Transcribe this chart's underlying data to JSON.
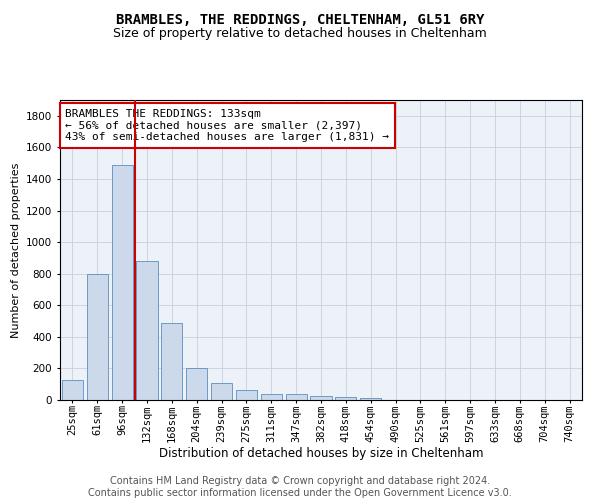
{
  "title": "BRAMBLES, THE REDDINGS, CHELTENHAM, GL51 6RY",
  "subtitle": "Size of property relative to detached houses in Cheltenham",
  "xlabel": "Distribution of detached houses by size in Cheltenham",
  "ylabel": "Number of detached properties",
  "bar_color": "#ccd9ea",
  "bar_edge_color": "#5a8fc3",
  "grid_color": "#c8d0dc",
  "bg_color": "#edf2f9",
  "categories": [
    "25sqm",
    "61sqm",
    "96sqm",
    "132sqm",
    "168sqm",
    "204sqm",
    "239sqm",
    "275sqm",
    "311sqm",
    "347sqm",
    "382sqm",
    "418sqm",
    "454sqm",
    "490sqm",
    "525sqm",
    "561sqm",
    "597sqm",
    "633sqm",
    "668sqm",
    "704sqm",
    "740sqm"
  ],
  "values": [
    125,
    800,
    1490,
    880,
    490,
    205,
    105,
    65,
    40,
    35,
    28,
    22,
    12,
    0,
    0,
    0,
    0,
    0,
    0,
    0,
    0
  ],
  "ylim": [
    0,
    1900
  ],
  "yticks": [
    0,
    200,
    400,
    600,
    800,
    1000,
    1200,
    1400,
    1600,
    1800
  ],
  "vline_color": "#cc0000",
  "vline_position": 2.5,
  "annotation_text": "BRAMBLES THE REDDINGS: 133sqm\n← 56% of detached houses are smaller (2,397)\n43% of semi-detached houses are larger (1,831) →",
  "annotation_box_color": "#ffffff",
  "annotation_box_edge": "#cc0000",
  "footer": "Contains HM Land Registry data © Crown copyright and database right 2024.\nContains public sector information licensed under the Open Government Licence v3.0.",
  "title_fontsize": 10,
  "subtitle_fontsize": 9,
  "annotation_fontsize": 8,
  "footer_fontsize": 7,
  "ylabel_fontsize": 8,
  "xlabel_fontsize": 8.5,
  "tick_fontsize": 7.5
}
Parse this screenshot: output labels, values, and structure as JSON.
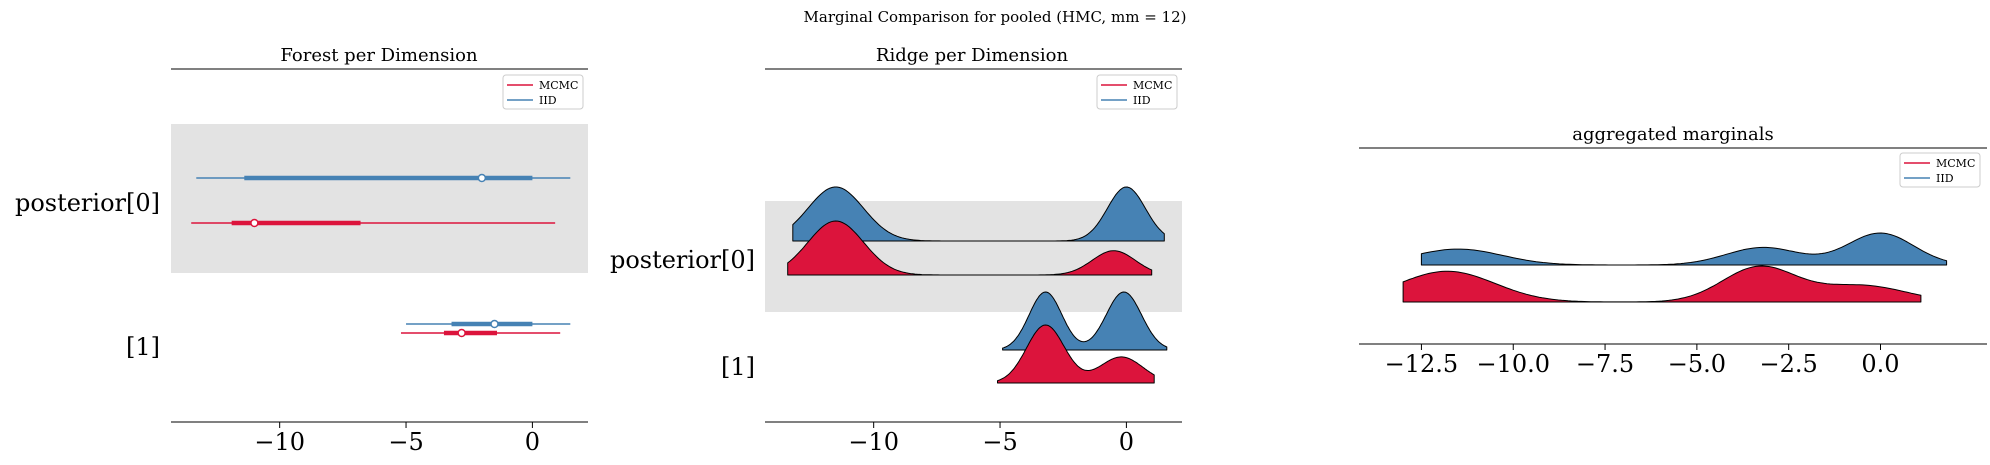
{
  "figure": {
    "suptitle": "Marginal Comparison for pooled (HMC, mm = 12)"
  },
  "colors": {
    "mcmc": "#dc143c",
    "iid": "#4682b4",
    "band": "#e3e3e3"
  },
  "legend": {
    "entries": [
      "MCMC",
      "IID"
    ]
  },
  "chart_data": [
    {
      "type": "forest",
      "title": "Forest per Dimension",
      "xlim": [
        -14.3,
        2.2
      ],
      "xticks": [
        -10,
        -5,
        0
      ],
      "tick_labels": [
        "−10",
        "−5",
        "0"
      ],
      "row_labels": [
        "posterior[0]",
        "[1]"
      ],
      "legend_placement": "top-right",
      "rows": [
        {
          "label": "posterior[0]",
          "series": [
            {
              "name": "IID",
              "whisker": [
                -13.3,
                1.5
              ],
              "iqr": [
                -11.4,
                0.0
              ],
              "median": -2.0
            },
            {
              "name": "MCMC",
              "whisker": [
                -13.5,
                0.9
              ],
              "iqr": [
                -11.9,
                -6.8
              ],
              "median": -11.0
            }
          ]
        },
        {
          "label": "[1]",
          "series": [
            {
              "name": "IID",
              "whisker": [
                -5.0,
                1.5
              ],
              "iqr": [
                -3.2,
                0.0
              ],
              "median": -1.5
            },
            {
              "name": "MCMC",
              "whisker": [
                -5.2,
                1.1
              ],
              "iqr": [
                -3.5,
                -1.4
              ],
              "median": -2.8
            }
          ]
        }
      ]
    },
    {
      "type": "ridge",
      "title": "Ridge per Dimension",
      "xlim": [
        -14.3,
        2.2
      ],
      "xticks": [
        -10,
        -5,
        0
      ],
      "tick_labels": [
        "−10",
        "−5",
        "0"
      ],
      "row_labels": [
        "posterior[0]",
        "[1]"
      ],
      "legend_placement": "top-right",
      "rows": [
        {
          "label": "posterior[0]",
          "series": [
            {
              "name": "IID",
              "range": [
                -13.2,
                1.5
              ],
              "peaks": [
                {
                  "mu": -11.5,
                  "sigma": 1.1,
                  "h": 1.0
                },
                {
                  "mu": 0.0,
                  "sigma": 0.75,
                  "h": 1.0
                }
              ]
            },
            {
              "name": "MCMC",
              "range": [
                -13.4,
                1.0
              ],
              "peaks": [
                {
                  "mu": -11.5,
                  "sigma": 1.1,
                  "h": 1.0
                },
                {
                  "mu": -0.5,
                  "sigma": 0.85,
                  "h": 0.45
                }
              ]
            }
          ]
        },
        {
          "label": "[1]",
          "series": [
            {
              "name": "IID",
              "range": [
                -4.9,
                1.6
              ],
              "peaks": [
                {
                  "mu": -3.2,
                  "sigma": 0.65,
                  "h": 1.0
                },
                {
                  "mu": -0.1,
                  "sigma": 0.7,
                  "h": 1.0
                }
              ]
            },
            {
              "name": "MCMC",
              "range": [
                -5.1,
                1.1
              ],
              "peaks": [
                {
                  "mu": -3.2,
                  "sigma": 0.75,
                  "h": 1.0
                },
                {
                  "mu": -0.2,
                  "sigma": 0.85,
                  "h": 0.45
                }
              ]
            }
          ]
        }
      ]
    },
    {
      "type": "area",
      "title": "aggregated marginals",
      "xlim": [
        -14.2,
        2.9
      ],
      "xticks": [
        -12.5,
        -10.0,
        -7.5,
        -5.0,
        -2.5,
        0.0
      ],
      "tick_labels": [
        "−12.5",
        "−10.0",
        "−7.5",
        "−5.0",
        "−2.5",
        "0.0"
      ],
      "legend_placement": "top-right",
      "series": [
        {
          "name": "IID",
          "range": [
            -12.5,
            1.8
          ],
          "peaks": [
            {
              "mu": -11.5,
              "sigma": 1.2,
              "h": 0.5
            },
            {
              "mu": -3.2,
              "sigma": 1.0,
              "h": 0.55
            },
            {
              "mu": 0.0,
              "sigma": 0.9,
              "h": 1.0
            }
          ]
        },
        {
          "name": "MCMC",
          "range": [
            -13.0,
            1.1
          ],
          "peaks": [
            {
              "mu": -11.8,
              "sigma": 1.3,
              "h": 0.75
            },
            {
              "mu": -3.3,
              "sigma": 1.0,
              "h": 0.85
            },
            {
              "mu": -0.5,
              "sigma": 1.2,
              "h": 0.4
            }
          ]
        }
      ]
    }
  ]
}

• To be done: Pick out the lines that have the word "median". Copy them all.

• Problem solution:
              "median": -2.0
              "median": -11.0
              "median": -1.5
              "median": -2.8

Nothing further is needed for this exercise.